## [Task requirements]
Find each line with "đúng" and copy it.

◆ ◆ ◆

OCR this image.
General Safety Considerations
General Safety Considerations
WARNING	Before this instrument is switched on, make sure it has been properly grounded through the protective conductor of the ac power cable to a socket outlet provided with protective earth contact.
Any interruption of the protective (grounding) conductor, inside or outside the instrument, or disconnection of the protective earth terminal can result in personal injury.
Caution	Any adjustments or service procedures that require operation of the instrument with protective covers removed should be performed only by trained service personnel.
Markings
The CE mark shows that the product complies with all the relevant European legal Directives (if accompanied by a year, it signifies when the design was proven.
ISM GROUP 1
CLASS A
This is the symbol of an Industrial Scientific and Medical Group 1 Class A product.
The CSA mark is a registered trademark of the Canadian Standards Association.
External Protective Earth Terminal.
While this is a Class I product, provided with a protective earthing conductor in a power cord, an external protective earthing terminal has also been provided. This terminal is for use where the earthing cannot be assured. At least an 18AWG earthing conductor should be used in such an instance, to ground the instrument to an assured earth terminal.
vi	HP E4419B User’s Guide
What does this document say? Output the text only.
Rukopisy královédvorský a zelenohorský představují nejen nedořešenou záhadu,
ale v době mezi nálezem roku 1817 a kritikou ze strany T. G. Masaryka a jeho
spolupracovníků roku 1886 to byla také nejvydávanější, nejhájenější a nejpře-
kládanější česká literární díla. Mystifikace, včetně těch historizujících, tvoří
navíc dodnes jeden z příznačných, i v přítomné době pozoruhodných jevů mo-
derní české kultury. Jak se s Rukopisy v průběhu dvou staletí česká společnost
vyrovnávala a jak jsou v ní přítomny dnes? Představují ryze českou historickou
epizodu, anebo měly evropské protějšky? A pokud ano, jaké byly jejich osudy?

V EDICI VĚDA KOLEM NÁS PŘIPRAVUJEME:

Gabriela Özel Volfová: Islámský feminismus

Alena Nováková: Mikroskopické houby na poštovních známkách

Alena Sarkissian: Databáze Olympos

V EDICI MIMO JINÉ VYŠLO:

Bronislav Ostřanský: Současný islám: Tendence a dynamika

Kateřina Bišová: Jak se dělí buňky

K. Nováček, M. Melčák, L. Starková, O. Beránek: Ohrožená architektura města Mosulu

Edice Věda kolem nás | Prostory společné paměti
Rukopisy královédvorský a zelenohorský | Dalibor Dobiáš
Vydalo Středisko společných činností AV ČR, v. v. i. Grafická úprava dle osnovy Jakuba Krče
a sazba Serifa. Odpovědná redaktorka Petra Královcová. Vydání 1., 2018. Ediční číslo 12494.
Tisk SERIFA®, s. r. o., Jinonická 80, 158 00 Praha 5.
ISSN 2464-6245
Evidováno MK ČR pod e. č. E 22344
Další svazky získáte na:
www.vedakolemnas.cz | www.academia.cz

◆ ◆ ◆

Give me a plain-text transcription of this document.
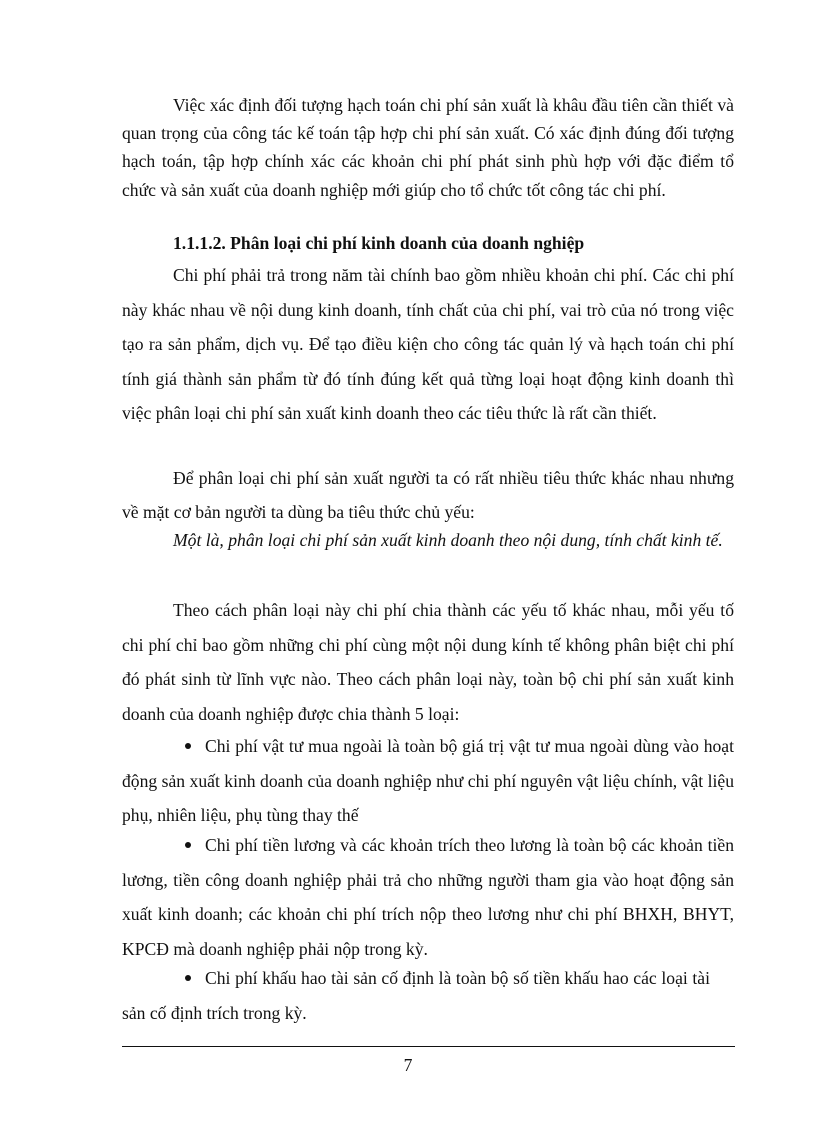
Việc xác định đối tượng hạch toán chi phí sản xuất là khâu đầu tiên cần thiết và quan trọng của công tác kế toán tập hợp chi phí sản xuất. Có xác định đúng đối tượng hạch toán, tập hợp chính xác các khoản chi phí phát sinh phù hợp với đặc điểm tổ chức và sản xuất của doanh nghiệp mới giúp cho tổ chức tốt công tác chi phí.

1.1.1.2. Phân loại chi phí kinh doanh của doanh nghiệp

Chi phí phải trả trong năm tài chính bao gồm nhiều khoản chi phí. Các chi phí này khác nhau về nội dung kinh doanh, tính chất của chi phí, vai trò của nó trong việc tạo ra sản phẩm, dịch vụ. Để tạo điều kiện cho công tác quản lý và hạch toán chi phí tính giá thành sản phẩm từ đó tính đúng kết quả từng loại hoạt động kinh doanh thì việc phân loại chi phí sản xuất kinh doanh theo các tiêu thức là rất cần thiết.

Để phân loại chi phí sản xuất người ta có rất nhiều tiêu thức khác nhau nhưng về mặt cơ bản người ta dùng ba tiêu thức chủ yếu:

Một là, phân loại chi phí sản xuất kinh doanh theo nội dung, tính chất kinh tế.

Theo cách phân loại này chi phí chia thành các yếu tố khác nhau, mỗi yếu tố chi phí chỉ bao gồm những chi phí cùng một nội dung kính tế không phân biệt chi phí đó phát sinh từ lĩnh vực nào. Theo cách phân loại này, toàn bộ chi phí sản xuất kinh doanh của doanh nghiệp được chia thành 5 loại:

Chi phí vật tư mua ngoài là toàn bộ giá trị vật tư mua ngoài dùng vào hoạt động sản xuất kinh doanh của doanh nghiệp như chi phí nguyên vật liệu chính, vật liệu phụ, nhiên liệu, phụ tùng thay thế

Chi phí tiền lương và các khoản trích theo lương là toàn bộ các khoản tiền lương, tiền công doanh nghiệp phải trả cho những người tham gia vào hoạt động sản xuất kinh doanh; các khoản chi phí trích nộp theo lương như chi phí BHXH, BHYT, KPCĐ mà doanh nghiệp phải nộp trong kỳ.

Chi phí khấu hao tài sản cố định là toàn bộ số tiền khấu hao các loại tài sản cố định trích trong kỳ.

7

◆ ◆ ◆

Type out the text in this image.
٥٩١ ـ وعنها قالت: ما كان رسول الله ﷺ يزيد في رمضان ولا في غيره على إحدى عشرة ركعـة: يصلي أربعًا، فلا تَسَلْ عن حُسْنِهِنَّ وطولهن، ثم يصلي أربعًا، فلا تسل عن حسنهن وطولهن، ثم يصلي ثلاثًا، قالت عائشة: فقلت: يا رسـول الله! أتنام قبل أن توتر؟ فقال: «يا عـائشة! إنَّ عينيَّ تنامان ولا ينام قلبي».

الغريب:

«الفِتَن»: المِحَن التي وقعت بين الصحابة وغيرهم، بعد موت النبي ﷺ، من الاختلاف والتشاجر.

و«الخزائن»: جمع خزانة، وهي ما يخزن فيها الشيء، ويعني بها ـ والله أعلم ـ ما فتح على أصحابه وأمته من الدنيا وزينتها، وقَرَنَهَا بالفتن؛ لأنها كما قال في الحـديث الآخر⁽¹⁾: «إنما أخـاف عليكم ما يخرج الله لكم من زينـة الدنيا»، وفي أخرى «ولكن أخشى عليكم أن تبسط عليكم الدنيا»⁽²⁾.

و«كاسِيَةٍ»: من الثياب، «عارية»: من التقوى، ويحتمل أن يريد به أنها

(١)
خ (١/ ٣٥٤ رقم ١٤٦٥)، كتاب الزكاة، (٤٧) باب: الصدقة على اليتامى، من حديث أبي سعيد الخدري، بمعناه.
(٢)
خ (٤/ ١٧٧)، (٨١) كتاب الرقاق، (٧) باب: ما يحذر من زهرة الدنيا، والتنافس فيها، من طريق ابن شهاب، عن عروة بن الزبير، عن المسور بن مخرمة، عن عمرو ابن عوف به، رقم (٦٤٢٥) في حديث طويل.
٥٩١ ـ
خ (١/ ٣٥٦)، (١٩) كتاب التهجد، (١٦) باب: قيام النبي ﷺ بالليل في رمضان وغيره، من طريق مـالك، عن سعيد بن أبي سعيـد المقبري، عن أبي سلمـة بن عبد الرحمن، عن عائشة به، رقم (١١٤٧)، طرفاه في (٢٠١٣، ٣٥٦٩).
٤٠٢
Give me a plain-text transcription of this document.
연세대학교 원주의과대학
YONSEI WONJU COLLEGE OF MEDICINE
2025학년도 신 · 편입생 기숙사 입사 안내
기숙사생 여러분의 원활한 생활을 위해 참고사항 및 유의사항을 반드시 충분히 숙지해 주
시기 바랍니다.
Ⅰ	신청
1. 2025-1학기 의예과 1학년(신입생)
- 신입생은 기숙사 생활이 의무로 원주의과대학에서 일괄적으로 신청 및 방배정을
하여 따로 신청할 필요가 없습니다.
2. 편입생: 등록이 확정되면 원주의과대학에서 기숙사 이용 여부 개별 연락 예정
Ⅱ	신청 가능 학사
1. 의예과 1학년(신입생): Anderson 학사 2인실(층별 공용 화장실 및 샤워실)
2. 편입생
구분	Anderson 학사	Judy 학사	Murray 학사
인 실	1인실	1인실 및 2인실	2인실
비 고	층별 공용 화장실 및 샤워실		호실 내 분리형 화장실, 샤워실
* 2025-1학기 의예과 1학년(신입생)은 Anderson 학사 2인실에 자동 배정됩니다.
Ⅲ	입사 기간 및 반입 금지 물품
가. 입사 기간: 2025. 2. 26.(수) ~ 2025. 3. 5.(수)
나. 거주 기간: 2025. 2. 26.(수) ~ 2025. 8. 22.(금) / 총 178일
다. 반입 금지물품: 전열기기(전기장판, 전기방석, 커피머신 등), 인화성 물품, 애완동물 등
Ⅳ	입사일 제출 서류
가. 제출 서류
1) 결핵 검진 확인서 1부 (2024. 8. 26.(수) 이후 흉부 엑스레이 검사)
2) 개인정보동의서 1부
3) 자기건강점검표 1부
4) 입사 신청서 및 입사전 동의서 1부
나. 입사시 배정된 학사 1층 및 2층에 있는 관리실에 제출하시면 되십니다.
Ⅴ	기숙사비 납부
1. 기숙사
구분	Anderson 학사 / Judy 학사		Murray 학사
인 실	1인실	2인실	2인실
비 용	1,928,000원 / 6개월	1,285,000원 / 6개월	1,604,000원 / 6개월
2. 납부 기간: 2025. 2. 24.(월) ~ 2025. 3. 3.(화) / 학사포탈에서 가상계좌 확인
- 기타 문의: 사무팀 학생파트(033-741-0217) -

◆ ◆ ◆

## [Task output]
Việc xác định đối tượng hạch toán chi phí sản xuất là khâu đầu tiên cần thiết và quan trọng của công tác kế toán tập hợp chi phí sản xuất. Có xác định đúng đối tượng hạch toán, tập hợp chính xác các khoản chi phí phát sinh phù hợp với đặc điểm tổ chức và sản xuất của doanh nghiệp mới giúp cho tổ chức tốt công tác chi phí.
Chi phí phải trả trong năm tài chính bao gồm nhiều khoản chi phí. Các chi phí này khác nhau về nội dung kinh doanh, tính chất của chi phí, vai trò của nó trong việc tạo ra sản phẩm, dịch vụ. Để tạo điều kiện cho công tác quản lý và hạch toán chi phí tính giá thành sản phẩm từ đó tính đúng kết quả từng loại hoạt động kinh doanh thì việc phân loại chi phí sản xuất kinh doanh theo các tiêu thức là rất cần thiết.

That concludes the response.